____ GIVEN RECORDS

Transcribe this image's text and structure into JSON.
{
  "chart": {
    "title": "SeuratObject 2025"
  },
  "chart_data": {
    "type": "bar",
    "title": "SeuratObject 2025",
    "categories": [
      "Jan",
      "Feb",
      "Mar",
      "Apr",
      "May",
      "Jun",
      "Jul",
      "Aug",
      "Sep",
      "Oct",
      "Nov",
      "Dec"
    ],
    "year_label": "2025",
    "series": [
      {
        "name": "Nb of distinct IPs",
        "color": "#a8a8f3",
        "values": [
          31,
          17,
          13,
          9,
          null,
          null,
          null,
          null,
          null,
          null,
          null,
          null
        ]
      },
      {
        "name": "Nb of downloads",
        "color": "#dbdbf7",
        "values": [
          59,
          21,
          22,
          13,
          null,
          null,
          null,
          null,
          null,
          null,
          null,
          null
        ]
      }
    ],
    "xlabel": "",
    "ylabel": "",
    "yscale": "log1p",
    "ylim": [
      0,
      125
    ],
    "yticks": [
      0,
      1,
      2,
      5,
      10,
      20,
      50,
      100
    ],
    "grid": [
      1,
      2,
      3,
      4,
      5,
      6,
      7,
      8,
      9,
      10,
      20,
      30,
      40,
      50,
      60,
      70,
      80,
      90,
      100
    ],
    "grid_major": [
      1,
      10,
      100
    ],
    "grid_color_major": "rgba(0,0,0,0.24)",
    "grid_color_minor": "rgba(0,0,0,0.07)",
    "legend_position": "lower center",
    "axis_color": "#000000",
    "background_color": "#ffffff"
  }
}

________

» DO THIS
All of the material must be reproduced exactly.

» RESULT OF THIS TASK
Transcribe this image's text and structure into JSON.
{
  "chart": {
    "title": "SeuratObject 2025"
  },
  "chart_data": {
    "type": "bar",
    "title": "SeuratObject 2025",
    "categories": [
      "Jan",
      "Feb",
      "Mar",
      "Apr",
      "May",
      "Jun",
      "Jul",
      "Aug",
      "Sep",
      "Oct",
      "Nov",
      "Dec"
    ],
    "year_label": "2025",
    "series": [
      {
        "name": "Nb of distinct IPs",
        "color": "#a8a8f3",
        "values": [
          31,
          17,
          13,
          9,
          null,
          null,
          null,
          null,
          null,
          null,
          null,
          null
        ]
      },
      {
        "name": "Nb of downloads",
        "color": "#dbdbf7",
        "values": [
          59,
          21,
          22,
          13,
          null,
          null,
          null,
          null,
          null,
          null,
          null,
          null
        ]
      }
    ],
    "xlabel": "",
    "ylabel": "",
    "yscale": "log1p",
    "ylim": [
      0,
      125
    ],
    "yticks": [
      0,
      1,
      2,
      5,
      10,
      20,
      50,
      100
    ],
    "grid": [
      1,
      2,
      3,
      4,
      5,
      6,
      7,
      8,
      9,
      10,
      20,
      30,
      40,
      50,
      60,
      70,
      80,
      90,
      100
    ],
    "grid_major": [
      1,
      10,
      100
    ],
    "grid_color_major": "rgba(0,0,0,0.24)",
    "grid_color_minor": "rgba(0,0,0,0.07)",
    "legend_position": "lower center",
    "axis_color": "#000000",
    "background_color": "#ffffff"
  }
}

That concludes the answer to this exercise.